What you are asked to do: Across the data below, how many lines hold "khách"? Answer with that number and nothing else.

Saved data entries:
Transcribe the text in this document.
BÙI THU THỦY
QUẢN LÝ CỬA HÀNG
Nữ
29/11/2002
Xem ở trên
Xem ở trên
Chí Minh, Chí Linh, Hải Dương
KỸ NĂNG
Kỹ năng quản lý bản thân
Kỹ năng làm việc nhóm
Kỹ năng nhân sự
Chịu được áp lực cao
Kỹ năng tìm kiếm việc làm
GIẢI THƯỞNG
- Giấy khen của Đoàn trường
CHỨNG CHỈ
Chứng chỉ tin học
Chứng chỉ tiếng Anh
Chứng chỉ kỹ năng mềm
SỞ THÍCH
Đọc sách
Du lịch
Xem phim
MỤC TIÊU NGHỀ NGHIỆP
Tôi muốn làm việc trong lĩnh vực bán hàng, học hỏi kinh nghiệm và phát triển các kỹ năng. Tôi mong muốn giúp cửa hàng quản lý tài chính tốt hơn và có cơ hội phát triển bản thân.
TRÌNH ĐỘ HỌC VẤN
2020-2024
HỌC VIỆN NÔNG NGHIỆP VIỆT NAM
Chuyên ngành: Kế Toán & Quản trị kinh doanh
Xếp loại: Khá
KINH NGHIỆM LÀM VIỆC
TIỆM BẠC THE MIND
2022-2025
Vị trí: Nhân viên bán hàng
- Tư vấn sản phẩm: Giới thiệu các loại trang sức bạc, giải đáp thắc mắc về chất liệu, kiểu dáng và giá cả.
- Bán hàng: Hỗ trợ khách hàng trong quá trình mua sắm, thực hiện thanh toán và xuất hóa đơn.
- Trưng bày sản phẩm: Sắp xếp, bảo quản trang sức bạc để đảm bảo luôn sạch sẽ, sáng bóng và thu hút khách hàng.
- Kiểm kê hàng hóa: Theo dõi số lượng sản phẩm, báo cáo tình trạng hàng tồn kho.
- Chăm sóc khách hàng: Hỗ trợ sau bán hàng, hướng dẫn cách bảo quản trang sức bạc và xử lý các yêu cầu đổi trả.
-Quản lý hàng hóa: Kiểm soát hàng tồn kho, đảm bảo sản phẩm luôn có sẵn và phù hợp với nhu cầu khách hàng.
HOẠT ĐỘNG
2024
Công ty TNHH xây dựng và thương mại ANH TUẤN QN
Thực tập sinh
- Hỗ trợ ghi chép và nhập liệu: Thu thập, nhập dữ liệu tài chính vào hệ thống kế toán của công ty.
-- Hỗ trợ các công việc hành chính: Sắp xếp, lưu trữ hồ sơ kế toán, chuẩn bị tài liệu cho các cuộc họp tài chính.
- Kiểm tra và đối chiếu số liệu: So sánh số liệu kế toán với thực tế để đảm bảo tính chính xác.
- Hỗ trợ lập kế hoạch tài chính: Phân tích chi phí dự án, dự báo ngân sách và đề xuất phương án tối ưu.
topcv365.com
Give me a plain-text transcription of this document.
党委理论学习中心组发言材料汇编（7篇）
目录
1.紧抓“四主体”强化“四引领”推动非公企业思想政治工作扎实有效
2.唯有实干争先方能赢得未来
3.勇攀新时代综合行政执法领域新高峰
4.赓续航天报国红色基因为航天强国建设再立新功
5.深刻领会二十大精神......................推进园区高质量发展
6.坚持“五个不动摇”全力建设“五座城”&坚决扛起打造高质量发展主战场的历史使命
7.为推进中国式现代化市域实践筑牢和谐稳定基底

Expected answer: 4